= AIM =
Copy the listing below in full and skip every picture.

::::::::

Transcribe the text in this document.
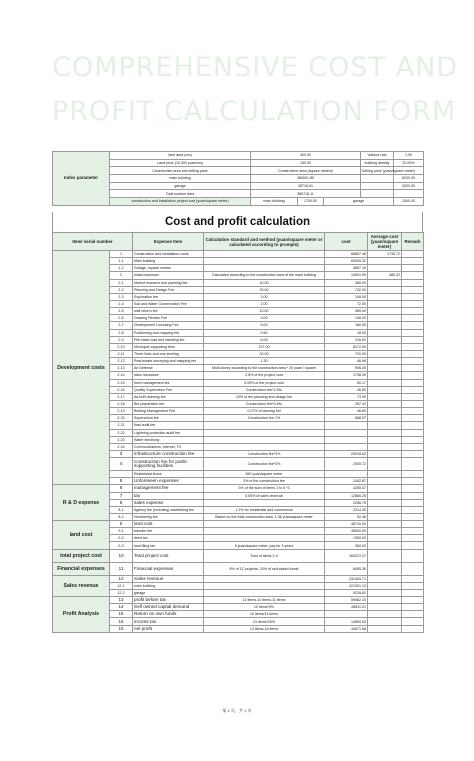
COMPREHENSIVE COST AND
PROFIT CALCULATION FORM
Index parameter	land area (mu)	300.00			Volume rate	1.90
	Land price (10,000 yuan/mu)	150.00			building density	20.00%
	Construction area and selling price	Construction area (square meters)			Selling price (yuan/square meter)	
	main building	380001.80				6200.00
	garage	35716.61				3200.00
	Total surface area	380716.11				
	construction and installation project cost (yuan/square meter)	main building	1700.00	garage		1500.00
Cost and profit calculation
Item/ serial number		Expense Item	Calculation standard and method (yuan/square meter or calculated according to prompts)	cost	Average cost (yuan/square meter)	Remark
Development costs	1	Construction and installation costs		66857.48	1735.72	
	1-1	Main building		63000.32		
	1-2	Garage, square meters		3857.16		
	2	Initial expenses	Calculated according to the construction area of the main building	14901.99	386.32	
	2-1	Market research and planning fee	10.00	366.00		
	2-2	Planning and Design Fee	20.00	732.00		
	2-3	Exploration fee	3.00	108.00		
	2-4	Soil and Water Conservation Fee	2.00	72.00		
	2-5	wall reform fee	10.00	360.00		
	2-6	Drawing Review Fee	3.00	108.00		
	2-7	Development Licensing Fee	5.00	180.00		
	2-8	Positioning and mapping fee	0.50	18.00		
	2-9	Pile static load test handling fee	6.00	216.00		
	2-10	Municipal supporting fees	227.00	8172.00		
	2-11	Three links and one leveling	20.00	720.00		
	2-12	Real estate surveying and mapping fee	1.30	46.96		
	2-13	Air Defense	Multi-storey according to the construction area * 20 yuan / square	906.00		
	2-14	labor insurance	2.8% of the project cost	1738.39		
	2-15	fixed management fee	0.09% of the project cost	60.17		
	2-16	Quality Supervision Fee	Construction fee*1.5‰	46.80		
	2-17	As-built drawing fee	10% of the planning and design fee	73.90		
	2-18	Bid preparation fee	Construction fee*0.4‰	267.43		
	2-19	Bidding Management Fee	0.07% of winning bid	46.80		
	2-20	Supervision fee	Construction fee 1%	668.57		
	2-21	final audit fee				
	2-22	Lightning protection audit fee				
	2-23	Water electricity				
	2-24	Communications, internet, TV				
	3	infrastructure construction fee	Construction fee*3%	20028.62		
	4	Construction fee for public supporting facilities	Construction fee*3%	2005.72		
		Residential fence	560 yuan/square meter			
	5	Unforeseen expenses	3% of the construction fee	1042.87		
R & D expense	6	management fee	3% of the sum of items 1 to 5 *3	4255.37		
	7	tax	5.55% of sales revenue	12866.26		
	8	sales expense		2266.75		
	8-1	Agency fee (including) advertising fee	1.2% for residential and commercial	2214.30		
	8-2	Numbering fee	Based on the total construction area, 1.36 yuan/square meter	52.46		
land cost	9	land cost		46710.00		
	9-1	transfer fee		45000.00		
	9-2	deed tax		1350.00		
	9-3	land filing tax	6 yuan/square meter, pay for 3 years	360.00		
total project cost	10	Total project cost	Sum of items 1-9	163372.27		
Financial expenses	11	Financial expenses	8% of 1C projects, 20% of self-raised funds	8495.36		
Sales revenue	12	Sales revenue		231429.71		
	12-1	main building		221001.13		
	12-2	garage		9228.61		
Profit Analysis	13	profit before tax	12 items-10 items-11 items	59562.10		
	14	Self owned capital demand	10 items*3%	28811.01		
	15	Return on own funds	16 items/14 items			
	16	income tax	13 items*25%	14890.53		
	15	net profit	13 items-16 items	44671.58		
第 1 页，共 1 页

::::::::

= PROBLEM SOLUTION =
Transcribe the text in this document.
COMPREHENSIVE COST AND
PROFIT CALCULATION FORM
Index parameter	land area (mu)	300.00			Volume rate	1.90
	Land price (10,000 yuan/mu)	150.00			building density	20.00%
	Construction area and selling price	Construction area (square meters)			Selling price (yuan/square meter)	
	main building	380001.80				6200.00
	garage	35716.61				3200.00
	Total surface area	380716.11				
	construction and installation project cost (yuan/square meter)	main building	1700.00	garage		1500.00
Cost and profit calculation
Item/ serial number		Expense Item	Calculation standard and method (yuan/square meter or calculated according to prompts)	cost	Average cost (yuan/square meter)	Remark
Development costs	1	Construction and installation costs		66857.48	1735.72	
	1-1	Main building		63000.32		
	1-2	Garage, square meters		3857.16		
	2	Initial expenses	Calculated according to the construction area of the main building	14901.99	386.32	
	2-1	Market research and planning fee	10.00	366.00		
	2-2	Planning and Design Fee	20.00	732.00		
	2-3	Exploration fee	3.00	108.00		
	2-4	Soil and Water Conservation Fee	2.00	72.00		
	2-5	wall reform fee	10.00	360.00		
	2-6	Drawing Review Fee	3.00	108.00		
	2-7	Development Licensing Fee	5.00	180.00		
	2-8	Positioning and mapping fee	0.50	18.00		
	2-9	Pile static load test handling fee	6.00	216.00		
	2-10	Municipal supporting fees	227.00	8172.00		
	2-11	Three links and one leveling	20.00	720.00		
	2-12	Real estate surveying and mapping fee	1.30	46.96		
	2-13	Air Defense	Multi-storey according to the construction area * 20 yuan / square	906.00		
	2-14	labor insurance	2.8% of the project cost	1738.39		
	2-15	fixed management fee	0.09% of the project cost	60.17		
	2-16	Quality Supervision Fee	Construction fee*1.5‰	46.80		
	2-17	As-built drawing fee	10% of the planning and design fee	73.90		
	2-18	Bid preparation fee	Construction fee*0.4‰	267.43		
	2-19	Bidding Management Fee	0.07% of winning bid	46.80		
	2-20	Supervision fee	Construction fee 1%	668.57		
	2-21	final audit fee				
	2-22	Lightning protection audit fee				
	2-23	Water electricity				
	2-24	Communications, internet, TV				
	3	infrastructure construction fee	Construction fee*3%	20028.62		
	4	Construction fee for public supporting facilities	Construction fee*3%	2005.72		
		Residential fence	560 yuan/square meter			
	5	Unforeseen expenses	3% of the construction fee	1042.87		
R & D expense	6	management fee	3% of the sum of items 1 to 5 *3	4255.37		
	7	tax	5.55% of sales revenue	12866.26		
	8	sales expense		2266.75		
	8-1	Agency fee (including) advertising fee	1.2% for residential and commercial	2214.30		
	8-2	Numbering fee	Based on the total construction area, 1.36 yuan/square meter	52.46		
land cost	9	land cost		46710.00		
	9-1	transfer fee		45000.00		
	9-2	deed tax		1350.00		
	9-3	land filing tax	6 yuan/square meter, pay for 3 years	360.00		
total project cost	10	Total project cost	Sum of items 1-9	163372.27		
Financial expenses	11	Financial expenses	8% of 1C projects, 20% of self-raised funds	8495.36		
Sales revenue	12	Sales revenue		231429.71		
	12-1	main building		221001.13		
	12-2	garage		9228.61		
Profit Analysis	13	profit before tax	12 items-10 items-11 items	59562.10		
	14	Self owned capital demand	10 items*3%	28811.01		
	15	Return on own funds	16 items/14 items			
	16	income tax	13 items*25%	14890.53		
	15	net profit	13 items-16 items	44671.58		
第 1 页，共 1 页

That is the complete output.